[Start DATA FOR THE TASK]

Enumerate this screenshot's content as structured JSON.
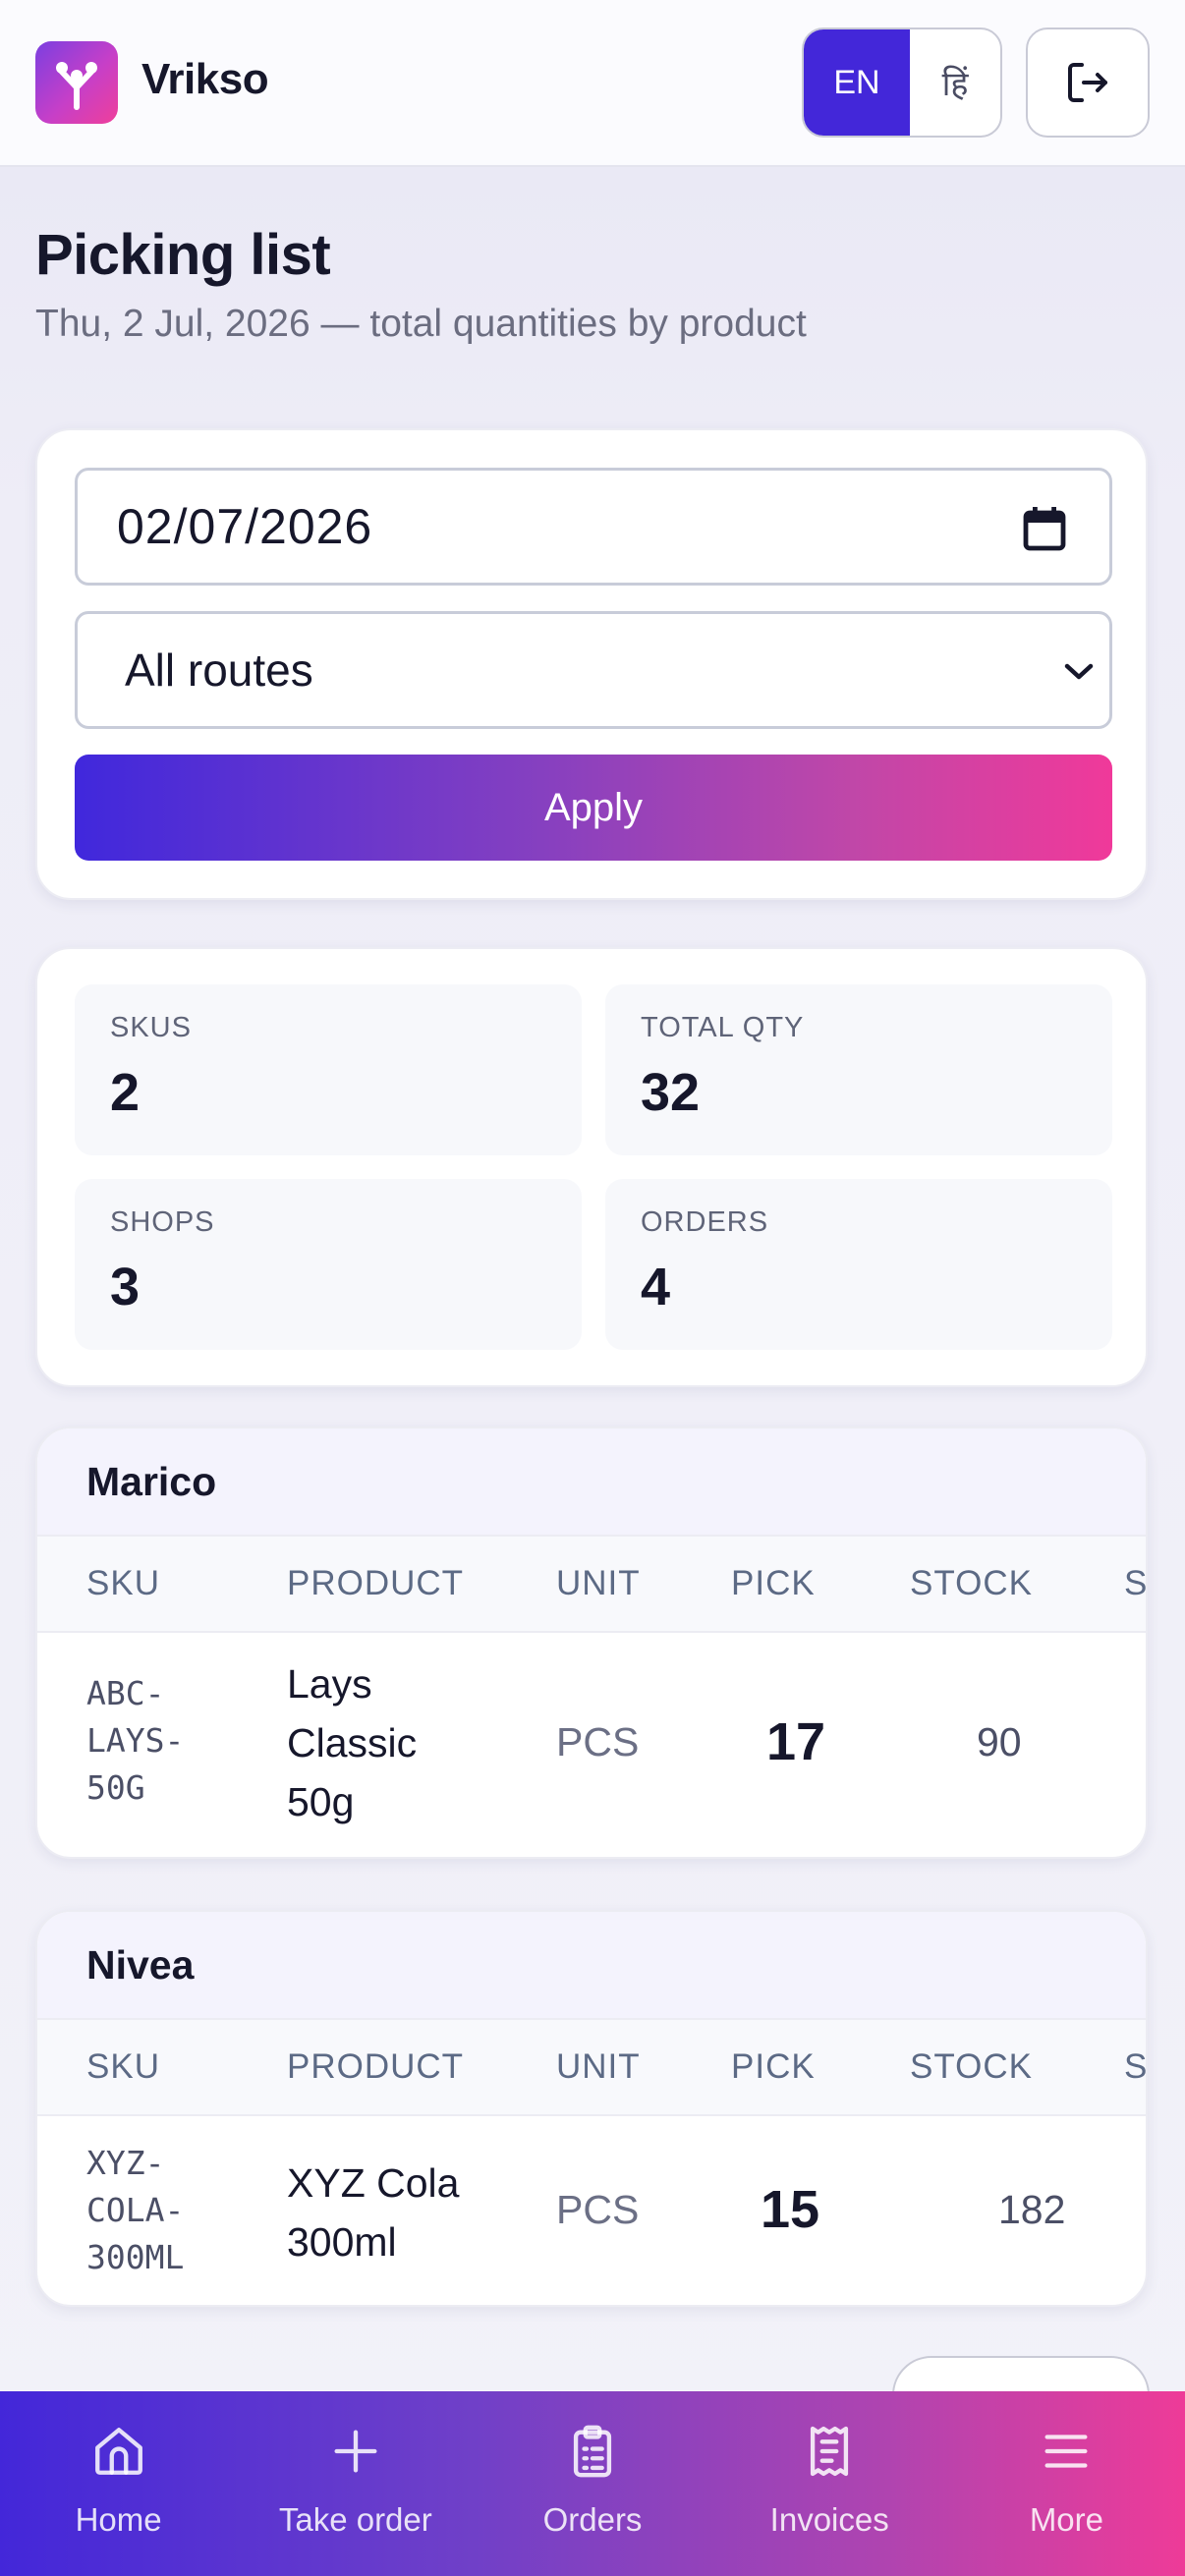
{
  "app": {
    "name": "Vrikso"
  },
  "header": {
    "lang_en": "EN",
    "lang_hi": "हिं"
  },
  "page": {
    "title": "Picking list",
    "subtitle": "Thu, 2 Jul, 2026 — total quantities by product"
  },
  "filters": {
    "date_value": "02/07/2026",
    "route_value": "All routes",
    "apply_label": "Apply"
  },
  "stats": [
    {
      "label": "SKUS",
      "value": "2"
    },
    {
      "label": "TOTAL QTY",
      "value": "32"
    },
    {
      "label": "SHOPS",
      "value": "3"
    },
    {
      "label": "ORDERS",
      "value": "4"
    }
  ],
  "columns": {
    "sku": "SKU",
    "product": "PRODUCT",
    "unit": "UNIT",
    "pick": "PICK",
    "stock": "STOCK",
    "more": "S"
  },
  "groups": [
    {
      "brand": "Marico",
      "rows": [
        {
          "sku_lines": [
            "ABC-",
            "LAYS-",
            "50G"
          ],
          "product_lines": [
            "Lays",
            "Classic",
            "50g"
          ],
          "unit": "PCS",
          "pick": "17",
          "stock": "90"
        }
      ]
    },
    {
      "brand": "Nivea",
      "rows": [
        {
          "sku_lines": [
            "XYZ-",
            "COLA-",
            "300ML"
          ],
          "product_lines": [
            "XYZ Cola",
            "300ml"
          ],
          "unit": "PCS",
          "pick": "15",
          "stock": "182"
        }
      ]
    }
  ],
  "nav": [
    {
      "label": "Home",
      "icon": "home-icon"
    },
    {
      "label": "Take order",
      "icon": "plus-icon"
    },
    {
      "label": "Orders",
      "icon": "clipboard-icon"
    },
    {
      "label": "Invoices",
      "icon": "receipt-icon"
    },
    {
      "label": "More",
      "icon": "menu-icon"
    }
  ],
  "colors": {
    "accent": "#4327d9",
    "accent_end": "#ee3b98"
  }
}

[End DATA FOR THE TASK]

> [STATED PROBLEM]
The listing above must be printed again exactly, minus its pictures.

> [IN RESPONSE]
Enumerate this screenshot's content as structured JSON.
{
  "app": {
    "name": "Vrikso"
  },
  "header": {
    "lang_en": "EN",
    "lang_hi": "हिं"
  },
  "page": {
    "title": "Picking list",
    "subtitle": "Thu, 2 Jul, 2026 — total quantities by product"
  },
  "filters": {
    "date_value": "02/07/2026",
    "route_value": "All routes",
    "apply_label": "Apply"
  },
  "stats": [
    {
      "label": "SKUS",
      "value": "2"
    },
    {
      "label": "TOTAL QTY",
      "value": "32"
    },
    {
      "label": "SHOPS",
      "value": "3"
    },
    {
      "label": "ORDERS",
      "value": "4"
    }
  ],
  "columns": {
    "sku": "SKU",
    "product": "PRODUCT",
    "unit": "UNIT",
    "pick": "PICK",
    "stock": "STOCK",
    "more": "S"
  },
  "groups": [
    {
      "brand": "Marico",
      "rows": [
        {
          "sku_lines": [
            "ABC-",
            "LAYS-",
            "50G"
          ],
          "product_lines": [
            "Lays",
            "Classic",
            "50g"
          ],
          "unit": "PCS",
          "pick": "17",
          "stock": "90"
        }
      ]
    },
    {
      "brand": "Nivea",
      "rows": [
        {
          "sku_lines": [
            "XYZ-",
            "COLA-",
            "300ML"
          ],
          "product_lines": [
            "XYZ Cola",
            "300ml"
          ],
          "unit": "PCS",
          "pick": "15",
          "stock": "182"
        }
      ]
    }
  ],
  "nav": [
    {
      "label": "Home",
      "icon": "home-icon"
    },
    {
      "label": "Take order",
      "icon": "plus-icon"
    },
    {
      "label": "Orders",
      "icon": "clipboard-icon"
    },
    {
      "label": "Invoices",
      "icon": "receipt-icon"
    },
    {
      "label": "More",
      "icon": "menu-icon"
    }
  ],
  "colors": {
    "accent": "#4327d9",
    "accent_end": "#ee3b98"
  }
}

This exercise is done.